▸ **Given information**:
-- -- --

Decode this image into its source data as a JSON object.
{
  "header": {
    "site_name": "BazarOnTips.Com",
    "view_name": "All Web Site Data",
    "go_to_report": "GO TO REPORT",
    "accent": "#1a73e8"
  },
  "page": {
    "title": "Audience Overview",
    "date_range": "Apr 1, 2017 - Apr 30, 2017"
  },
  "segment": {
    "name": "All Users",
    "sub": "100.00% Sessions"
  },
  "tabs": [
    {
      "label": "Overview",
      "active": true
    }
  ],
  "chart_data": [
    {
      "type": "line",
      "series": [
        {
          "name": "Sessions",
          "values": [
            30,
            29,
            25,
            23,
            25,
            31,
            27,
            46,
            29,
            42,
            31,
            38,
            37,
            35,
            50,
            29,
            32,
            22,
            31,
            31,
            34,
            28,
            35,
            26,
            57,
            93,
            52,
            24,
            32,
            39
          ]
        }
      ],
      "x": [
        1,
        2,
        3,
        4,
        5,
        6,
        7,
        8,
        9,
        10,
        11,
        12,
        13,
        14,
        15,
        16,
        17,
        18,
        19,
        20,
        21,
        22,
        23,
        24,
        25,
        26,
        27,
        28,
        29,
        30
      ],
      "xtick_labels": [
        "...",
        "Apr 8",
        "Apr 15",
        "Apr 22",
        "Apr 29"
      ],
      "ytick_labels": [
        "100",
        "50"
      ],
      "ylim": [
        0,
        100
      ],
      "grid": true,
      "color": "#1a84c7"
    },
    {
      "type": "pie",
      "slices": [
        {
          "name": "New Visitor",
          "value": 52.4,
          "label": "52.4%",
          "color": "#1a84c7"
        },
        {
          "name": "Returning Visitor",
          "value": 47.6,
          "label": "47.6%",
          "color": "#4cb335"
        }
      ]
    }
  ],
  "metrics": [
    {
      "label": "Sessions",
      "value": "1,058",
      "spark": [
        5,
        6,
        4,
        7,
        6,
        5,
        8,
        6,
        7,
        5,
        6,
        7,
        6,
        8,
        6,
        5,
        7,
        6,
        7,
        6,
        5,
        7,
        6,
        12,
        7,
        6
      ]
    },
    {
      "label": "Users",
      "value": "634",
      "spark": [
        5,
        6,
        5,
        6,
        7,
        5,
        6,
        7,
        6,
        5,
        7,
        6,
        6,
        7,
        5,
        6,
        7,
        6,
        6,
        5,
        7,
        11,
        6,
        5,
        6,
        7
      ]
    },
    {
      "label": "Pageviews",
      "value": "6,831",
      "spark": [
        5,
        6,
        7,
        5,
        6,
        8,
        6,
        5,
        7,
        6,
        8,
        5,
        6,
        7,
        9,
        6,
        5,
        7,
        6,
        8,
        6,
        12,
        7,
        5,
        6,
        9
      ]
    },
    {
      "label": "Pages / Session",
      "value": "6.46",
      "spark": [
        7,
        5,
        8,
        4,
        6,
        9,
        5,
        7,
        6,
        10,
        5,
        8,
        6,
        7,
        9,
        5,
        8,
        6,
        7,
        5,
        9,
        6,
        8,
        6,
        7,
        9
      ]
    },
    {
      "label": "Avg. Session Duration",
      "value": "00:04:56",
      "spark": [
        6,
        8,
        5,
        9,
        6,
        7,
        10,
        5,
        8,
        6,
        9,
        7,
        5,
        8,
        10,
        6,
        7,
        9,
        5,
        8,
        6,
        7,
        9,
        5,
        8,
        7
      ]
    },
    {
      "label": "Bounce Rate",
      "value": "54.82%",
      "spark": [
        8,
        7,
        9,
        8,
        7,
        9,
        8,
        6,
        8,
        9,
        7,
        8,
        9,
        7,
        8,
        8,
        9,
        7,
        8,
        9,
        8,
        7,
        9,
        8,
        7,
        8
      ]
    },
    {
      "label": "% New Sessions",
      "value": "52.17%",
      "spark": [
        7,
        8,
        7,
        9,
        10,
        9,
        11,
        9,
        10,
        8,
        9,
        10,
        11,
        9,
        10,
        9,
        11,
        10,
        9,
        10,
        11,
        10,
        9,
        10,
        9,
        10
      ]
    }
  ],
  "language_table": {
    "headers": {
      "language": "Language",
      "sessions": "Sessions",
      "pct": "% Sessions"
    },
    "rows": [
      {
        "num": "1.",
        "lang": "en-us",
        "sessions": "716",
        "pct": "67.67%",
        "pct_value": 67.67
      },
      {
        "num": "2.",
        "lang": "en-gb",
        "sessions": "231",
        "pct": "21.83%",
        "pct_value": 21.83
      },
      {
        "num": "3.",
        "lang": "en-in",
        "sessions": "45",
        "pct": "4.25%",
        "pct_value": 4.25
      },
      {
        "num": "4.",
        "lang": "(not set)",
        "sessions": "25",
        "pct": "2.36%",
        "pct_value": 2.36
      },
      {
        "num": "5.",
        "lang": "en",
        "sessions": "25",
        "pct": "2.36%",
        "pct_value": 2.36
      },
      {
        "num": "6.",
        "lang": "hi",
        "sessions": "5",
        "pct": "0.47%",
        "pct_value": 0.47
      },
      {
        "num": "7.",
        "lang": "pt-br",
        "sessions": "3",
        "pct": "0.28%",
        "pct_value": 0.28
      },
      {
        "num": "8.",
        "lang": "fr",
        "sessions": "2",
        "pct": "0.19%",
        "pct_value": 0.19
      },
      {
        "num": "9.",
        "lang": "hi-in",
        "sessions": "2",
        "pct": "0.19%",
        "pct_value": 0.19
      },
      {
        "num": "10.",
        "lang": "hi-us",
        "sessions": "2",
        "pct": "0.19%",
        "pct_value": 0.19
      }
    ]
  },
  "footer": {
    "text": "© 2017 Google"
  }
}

-- -- --

Gather, from the listing above, every line carrying the word "color".

▸ **Written answer**:
      "color": "#1a84c7"
          "color": "#1a84c7"
          "color": "#4cb335"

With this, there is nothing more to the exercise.